Stored records
* * * * * * *

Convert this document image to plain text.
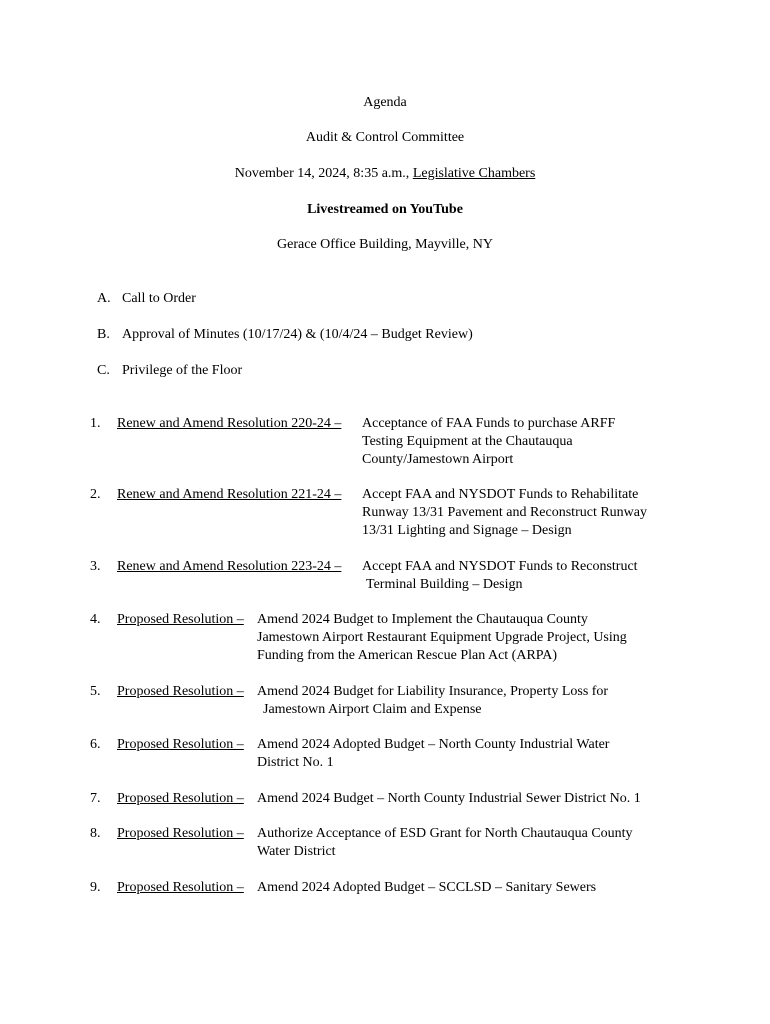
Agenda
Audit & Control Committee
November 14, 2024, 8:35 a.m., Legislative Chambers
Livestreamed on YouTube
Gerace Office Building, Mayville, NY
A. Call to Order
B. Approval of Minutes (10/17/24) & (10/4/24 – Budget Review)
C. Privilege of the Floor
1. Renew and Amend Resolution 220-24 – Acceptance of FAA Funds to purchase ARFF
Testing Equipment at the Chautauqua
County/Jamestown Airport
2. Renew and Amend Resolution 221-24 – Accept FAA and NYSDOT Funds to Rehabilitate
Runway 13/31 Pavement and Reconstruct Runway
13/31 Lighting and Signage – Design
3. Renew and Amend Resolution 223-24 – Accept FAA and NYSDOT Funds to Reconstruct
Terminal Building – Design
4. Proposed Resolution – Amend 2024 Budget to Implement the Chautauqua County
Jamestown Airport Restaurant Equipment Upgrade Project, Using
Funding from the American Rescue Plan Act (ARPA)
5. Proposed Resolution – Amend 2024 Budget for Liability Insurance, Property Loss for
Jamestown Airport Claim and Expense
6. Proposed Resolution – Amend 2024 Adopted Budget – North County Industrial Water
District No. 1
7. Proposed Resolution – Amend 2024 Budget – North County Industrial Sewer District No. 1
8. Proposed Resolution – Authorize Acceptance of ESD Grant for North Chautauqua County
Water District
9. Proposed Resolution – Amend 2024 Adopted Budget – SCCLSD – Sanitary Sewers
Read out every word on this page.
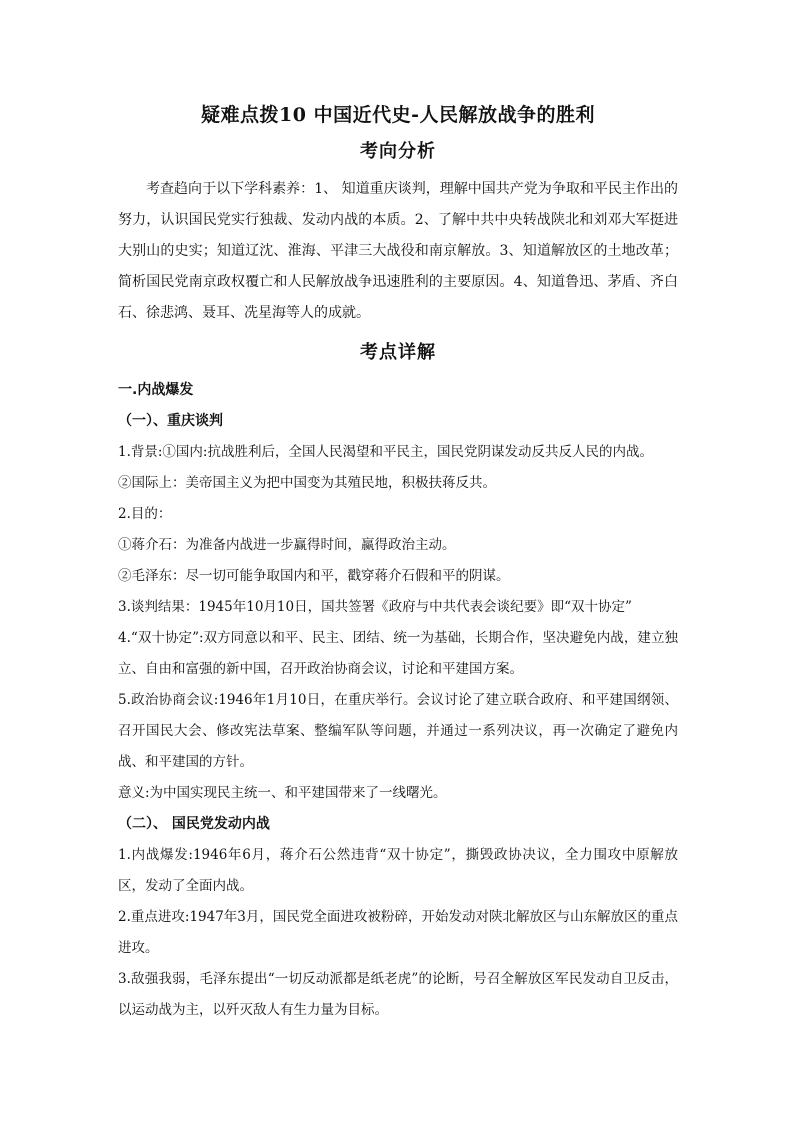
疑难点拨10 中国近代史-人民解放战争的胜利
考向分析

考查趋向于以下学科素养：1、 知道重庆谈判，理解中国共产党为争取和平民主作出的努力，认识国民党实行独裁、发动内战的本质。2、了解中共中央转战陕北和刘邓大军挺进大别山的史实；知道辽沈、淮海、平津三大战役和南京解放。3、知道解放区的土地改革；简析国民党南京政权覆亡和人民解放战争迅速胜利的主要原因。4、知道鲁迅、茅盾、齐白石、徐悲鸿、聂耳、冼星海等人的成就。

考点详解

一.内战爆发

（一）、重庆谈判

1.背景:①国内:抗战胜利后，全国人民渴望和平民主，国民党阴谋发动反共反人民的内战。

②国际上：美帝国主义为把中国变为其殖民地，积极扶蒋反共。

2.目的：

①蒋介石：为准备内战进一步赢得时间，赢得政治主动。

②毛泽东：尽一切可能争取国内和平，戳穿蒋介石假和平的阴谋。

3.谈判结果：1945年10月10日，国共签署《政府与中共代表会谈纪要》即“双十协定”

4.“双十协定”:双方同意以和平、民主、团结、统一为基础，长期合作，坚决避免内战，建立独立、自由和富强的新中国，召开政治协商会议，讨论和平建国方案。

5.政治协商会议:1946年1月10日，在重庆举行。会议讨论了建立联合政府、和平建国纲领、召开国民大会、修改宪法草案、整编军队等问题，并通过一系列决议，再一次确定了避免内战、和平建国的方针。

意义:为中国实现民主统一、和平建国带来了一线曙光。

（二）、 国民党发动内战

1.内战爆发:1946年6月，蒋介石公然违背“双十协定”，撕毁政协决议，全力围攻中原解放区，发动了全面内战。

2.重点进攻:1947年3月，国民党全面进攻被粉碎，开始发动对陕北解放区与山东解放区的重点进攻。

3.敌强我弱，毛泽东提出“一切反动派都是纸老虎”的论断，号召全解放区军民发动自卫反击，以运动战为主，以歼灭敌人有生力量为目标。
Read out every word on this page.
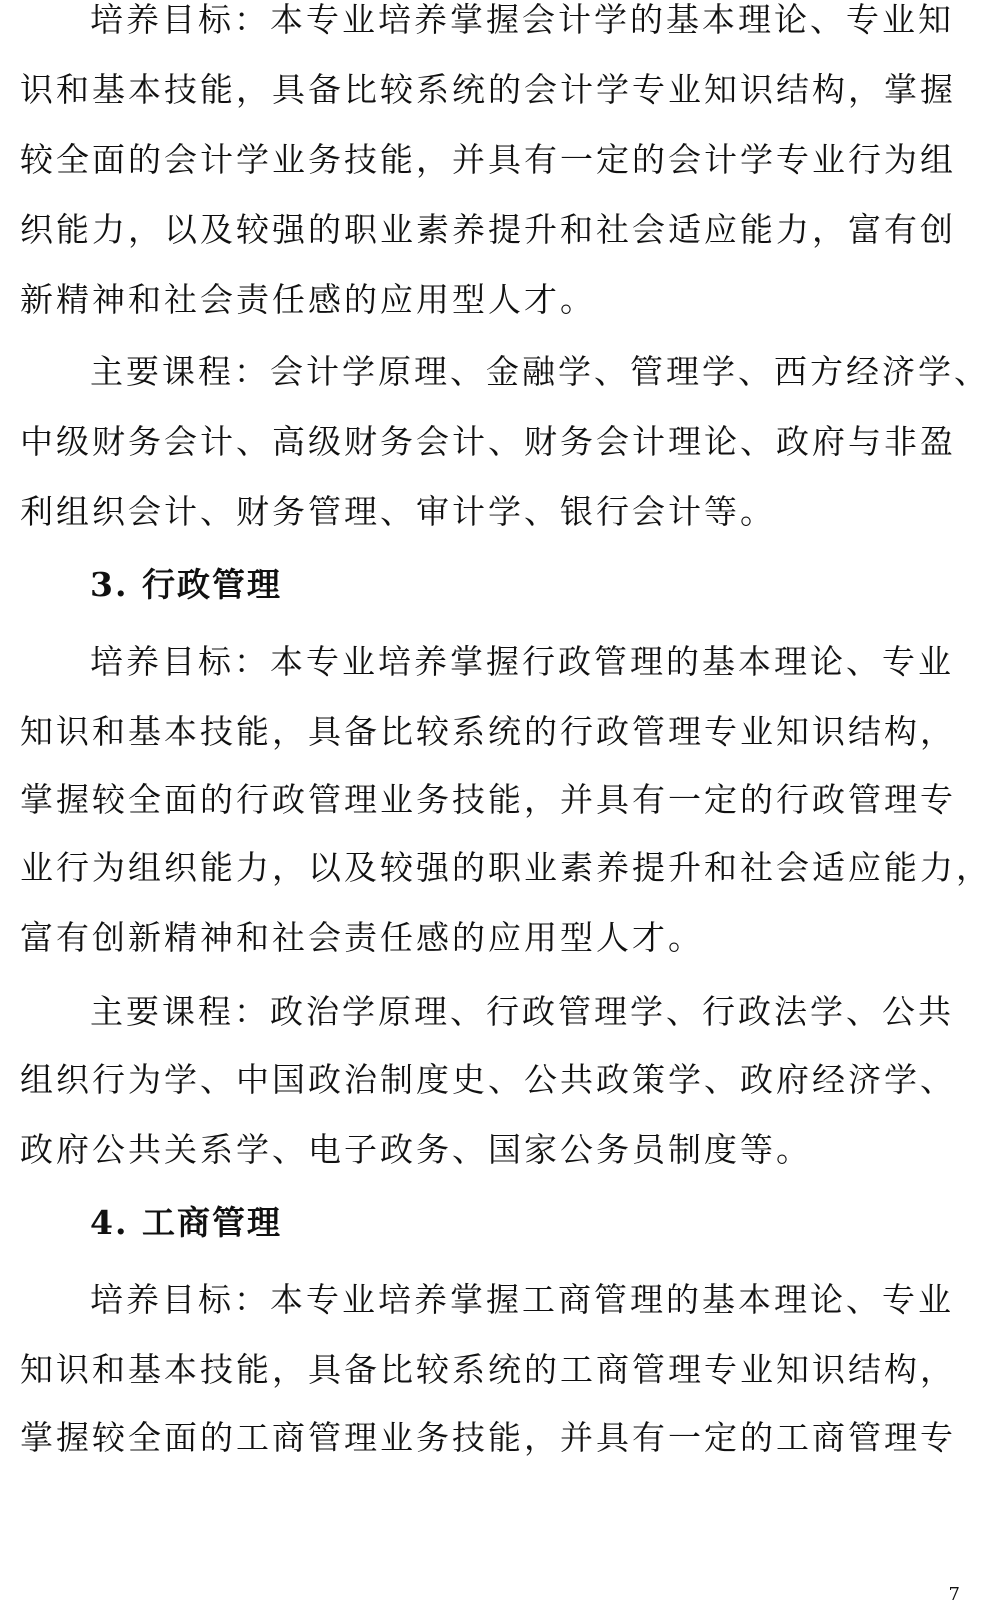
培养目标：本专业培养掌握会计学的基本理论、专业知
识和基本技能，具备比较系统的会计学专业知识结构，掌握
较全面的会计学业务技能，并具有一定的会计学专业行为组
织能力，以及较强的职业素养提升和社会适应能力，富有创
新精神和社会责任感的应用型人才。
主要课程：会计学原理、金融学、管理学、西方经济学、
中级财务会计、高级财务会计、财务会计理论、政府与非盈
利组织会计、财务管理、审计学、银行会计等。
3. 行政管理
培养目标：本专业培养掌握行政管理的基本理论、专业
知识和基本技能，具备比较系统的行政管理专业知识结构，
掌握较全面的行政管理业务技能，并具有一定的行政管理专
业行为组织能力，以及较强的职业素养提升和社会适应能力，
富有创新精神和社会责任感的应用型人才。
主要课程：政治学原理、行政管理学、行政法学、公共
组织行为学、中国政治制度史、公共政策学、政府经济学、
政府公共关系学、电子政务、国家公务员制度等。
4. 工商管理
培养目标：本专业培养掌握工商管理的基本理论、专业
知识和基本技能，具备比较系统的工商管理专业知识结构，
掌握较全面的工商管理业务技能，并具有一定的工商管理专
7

* * * * * * *

» Directions: Each line that holds the word "双十协定" is to be copied.

» Full answer:
3.谈判结果：1945年10月10日，国共签署《政府与中共代表会谈纪要》即“双十协定”
4.“双十协定”:双方同意以和平、民主、团结、统一为基础，长期合作，坚决避免内战，建立独立、自由和富强的新中国，召开政治协商会议，讨论和平建国方案。
1.内战爆发:1946年6月，蒋介石公然违背“双十协定”，撕毁政协决议，全力围攻中原解放区，发动了全面内战。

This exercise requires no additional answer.